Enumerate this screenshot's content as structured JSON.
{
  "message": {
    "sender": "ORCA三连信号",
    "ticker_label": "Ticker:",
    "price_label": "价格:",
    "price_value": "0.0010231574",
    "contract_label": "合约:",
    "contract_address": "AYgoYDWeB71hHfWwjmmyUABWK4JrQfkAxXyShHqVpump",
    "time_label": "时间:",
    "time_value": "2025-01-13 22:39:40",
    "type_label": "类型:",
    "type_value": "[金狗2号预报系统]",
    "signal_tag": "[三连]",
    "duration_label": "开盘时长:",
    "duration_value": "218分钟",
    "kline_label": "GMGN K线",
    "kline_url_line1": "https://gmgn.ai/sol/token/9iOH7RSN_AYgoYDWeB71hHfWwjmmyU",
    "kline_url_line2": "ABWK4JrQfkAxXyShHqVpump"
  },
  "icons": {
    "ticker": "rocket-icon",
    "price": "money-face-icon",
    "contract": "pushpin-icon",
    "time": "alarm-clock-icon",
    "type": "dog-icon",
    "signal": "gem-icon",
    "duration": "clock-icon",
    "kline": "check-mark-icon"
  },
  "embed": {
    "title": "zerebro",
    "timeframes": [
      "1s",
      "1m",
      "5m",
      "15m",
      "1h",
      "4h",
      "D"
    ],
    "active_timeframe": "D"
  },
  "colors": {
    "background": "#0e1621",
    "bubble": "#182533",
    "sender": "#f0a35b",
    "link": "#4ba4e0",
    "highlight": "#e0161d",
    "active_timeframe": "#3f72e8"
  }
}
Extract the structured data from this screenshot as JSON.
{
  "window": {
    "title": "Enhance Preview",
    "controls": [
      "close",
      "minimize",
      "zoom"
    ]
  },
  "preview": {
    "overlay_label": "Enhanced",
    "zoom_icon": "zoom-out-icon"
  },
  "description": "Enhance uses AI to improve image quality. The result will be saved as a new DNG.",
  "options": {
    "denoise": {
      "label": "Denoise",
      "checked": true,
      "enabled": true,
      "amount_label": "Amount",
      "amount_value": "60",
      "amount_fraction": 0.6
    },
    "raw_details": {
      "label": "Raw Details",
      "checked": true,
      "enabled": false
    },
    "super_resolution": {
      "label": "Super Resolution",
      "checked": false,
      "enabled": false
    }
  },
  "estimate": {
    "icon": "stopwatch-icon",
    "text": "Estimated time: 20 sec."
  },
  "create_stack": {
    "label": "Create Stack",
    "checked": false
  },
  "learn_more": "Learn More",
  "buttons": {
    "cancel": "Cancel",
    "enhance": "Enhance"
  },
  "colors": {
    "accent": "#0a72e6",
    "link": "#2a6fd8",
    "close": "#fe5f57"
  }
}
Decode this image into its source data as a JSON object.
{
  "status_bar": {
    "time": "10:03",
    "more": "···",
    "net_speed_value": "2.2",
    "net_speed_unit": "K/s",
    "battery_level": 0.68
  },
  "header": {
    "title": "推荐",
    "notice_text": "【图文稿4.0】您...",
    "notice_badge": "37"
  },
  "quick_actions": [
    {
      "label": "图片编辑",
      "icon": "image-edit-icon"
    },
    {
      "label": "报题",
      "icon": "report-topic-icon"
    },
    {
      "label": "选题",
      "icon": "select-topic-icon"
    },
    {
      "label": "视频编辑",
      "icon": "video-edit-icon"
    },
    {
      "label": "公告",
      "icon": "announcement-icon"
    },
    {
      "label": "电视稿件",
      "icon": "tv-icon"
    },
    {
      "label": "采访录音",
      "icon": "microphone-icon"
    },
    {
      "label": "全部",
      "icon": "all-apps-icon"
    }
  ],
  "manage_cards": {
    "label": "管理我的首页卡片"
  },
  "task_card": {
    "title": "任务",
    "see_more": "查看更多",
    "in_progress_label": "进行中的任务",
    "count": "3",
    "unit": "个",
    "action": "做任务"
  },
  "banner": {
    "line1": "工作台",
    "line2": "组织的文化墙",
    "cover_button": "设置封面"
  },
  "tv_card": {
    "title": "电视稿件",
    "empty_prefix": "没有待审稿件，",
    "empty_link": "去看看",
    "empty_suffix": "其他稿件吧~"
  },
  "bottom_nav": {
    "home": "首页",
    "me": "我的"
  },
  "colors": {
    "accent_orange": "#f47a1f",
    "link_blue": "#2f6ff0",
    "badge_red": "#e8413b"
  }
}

### Goal
Repeat the material word for word, in full.

### Exercise answer
Enumerate this screenshot's content as structured JSON.
{
  "message": {
    "sender": "ORCA三连信号",
    "ticker_label": "Ticker:",
    "price_label": "价格:",
    "price_value": "0.0010231574",
    "contract_label": "合约:",
    "contract_address": "AYgoYDWeB71hHfWwjmmyUABWK4JrQfkAxXyShHqVpump",
    "time_label": "时间:",
    "time_value": "2025-01-13 22:39:40",
    "type_label": "类型:",
    "type_value": "[金狗2号预报系统]",
    "signal_tag": "[三连]",
    "duration_label": "开盘时长:",
    "duration_value": "218分钟",
    "kline_label": "GMGN K线",
    "kline_url_line1": "https://gmgn.ai/sol/token/9iOH7RSN_AYgoYDWeB71hHfWwjmmyU",
    "kline_url_line2": "ABWK4JrQfkAxXyShHqVpump"
  },
  "icons": {
    "ticker": "rocket-icon",
    "price": "money-face-icon",
    "contract": "pushpin-icon",
    "time": "alarm-clock-icon",
    "type": "dog-icon",
    "signal": "gem-icon",
    "duration": "clock-icon",
    "kline": "check-mark-icon"
  },
  "embed": {
    "title": "zerebro",
    "timeframes": [
      "1s",
      "1m",
      "5m",
      "15m",
      "1h",
      "4h",
      "D"
    ],
    "active_timeframe": "D"
  },
  "colors": {
    "background": "#0e1621",
    "bubble": "#182533",
    "sender": "#f0a35b",
    "link": "#4ba4e0",
    "highlight": "#e0161d",
    "active_timeframe": "#3f72e8"
  }
}
Extract the structured data from this screenshot as JSON.
{
  "window": {
    "title": "Enhance Preview",
    "controls": [
      "close",
      "minimize",
      "zoom"
    ]
  },
  "preview": {
    "overlay_label": "Enhanced",
    "zoom_icon": "zoom-out-icon"
  },
  "description": "Enhance uses AI to improve image quality. The result will be saved as a new DNG.",
  "options": {
    "denoise": {
      "label": "Denoise",
      "checked": true,
      "enabled": true,
      "amount_label": "Amount",
      "amount_value": "60",
      "amount_fraction": 0.6
    },
    "raw_details": {
      "label": "Raw Details",
      "checked": true,
      "enabled": false
    },
    "super_resolution": {
      "label": "Super Resolution",
      "checked": false,
      "enabled": false
    }
  },
  "estimate": {
    "icon": "stopwatch-icon",
    "text": "Estimated time: 20 sec."
  },
  "create_stack": {
    "label": "Create Stack",
    "checked": false
  },
  "learn_more": "Learn More",
  "buttons": {
    "cancel": "Cancel",
    "enhance": "Enhance"
  },
  "colors": {
    "accent": "#0a72e6",
    "link": "#2a6fd8",
    "close": "#fe5f57"
  }
}
Decode this image into its source data as a JSON object.
{
  "status_bar": {
    "time": "10:03",
    "more": "···",
    "net_speed_value": "2.2",
    "net_speed_unit": "K/s",
    "battery_level": 0.68
  },
  "header": {
    "title": "推荐",
    "notice_text": "【图文稿4.0】您...",
    "notice_badge": "37"
  },
  "quick_actions": [
    {
      "label": "图片编辑",
      "icon": "image-edit-icon"
    },
    {
      "label": "报题",
      "icon": "report-topic-icon"
    },
    {
      "label": "选题",
      "icon": "select-topic-icon"
    },
    {
      "label": "视频编辑",
      "icon": "video-edit-icon"
    },
    {
      "label": "公告",
      "icon": "announcement-icon"
    },
    {
      "label": "电视稿件",
      "icon": "tv-icon"
    },
    {
      "label": "采访录音",
      "icon": "microphone-icon"
    },
    {
      "label": "全部",
      "icon": "all-apps-icon"
    }
  ],
  "manage_cards": {
    "label": "管理我的首页卡片"
  },
  "task_card": {
    "title": "任务",
    "see_more": "查看更多",
    "in_progress_label": "进行中的任务",
    "count": "3",
    "unit": "个",
    "action": "做任务"
  },
  "banner": {
    "line1": "工作台",
    "line2": "组织的文化墙",
    "cover_button": "设置封面"
  },
  "tv_card": {
    "title": "电视稿件",
    "empty_prefix": "没有待审稿件，",
    "empty_link": "去看看",
    "empty_suffix": "其他稿件吧~"
  },
  "bottom_nav": {
    "home": "首页",
    "me": "我的"
  },
  "colors": {
    "accent_orange": "#f47a1f",
    "link_blue": "#2f6ff0",
    "badge_red": "#e8413b"
  }
}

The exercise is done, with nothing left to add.